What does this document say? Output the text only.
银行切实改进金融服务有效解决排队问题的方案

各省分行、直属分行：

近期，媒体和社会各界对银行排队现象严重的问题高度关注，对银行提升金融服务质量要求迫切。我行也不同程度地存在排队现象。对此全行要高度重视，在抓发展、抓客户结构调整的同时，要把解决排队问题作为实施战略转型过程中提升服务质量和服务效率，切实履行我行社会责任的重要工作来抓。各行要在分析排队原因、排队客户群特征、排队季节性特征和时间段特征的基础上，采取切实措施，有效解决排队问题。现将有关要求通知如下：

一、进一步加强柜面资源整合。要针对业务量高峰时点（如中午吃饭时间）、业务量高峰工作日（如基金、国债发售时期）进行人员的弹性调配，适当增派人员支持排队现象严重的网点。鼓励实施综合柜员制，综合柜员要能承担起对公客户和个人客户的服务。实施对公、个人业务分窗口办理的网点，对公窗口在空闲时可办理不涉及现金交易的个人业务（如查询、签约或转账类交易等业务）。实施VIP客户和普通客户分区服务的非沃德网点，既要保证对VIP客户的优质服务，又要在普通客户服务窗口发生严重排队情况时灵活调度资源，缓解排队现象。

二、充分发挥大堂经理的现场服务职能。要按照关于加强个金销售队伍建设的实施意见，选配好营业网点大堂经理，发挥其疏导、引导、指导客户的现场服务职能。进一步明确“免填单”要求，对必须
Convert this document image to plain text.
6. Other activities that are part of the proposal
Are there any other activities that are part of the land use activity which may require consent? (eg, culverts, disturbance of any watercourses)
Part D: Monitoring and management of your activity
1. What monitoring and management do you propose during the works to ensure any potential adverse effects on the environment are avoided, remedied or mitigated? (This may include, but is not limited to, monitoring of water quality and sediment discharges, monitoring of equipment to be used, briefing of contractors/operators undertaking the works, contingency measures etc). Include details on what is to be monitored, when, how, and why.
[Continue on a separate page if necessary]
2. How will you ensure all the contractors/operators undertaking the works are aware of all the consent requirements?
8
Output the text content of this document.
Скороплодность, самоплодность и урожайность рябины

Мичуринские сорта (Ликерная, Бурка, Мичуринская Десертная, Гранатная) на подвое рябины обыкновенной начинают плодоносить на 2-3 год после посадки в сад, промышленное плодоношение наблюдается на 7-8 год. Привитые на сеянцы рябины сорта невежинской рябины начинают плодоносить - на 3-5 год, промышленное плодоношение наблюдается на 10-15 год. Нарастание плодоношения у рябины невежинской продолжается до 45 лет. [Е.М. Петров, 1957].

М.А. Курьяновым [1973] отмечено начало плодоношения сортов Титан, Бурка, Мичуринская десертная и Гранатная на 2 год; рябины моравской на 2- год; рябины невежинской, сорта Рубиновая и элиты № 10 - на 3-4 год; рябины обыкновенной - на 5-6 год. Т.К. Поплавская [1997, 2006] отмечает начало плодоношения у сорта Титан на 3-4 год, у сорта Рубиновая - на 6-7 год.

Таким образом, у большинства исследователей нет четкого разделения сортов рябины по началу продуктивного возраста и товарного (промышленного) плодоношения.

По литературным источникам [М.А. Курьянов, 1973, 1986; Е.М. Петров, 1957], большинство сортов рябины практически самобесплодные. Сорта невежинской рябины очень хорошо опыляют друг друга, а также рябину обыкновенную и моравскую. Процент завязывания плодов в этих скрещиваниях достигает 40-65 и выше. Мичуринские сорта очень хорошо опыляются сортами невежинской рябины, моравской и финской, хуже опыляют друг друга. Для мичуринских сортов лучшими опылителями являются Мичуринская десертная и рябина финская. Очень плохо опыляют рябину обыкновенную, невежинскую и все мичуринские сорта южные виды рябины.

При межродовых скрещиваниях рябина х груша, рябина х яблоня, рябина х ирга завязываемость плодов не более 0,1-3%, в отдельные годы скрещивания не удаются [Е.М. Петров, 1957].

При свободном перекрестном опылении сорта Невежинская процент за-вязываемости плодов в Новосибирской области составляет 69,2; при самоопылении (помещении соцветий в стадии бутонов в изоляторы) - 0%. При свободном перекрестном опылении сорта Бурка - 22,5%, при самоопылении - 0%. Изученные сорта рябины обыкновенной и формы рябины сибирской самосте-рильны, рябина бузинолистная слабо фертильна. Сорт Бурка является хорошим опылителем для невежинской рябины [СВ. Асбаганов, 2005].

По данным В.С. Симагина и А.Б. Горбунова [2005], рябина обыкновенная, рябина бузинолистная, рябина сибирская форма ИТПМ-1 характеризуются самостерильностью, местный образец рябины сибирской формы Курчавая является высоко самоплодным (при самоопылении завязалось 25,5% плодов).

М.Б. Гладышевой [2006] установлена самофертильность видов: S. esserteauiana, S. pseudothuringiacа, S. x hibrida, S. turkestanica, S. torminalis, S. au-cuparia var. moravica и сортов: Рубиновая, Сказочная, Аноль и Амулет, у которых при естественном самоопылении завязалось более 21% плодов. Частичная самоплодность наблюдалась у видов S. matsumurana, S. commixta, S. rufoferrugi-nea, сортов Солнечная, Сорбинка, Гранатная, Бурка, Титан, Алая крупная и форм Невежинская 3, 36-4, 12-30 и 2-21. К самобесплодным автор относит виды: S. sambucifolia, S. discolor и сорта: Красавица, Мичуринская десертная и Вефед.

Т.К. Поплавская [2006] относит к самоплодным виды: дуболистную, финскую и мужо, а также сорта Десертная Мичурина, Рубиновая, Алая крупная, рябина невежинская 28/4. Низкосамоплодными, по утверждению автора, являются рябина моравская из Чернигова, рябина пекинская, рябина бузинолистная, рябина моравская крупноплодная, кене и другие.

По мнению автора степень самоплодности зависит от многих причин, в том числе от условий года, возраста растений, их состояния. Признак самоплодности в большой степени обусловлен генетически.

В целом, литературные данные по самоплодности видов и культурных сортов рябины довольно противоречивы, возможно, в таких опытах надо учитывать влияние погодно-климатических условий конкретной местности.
_ _ _
Return each line of the listing that holds the string "условий".

По мнению автора степень самоплодности зависит от многих причин, в том числе от условий года, возраста растений, их состояния. Признак самоплодности в большой степени обусловлен генетически.
В целом, литературные данные по самоплодности видов и культурных сортов рябины довольно противоречивы, возможно, в таких опытах надо учитывать влияние погодно-климатических условий конкретной местности.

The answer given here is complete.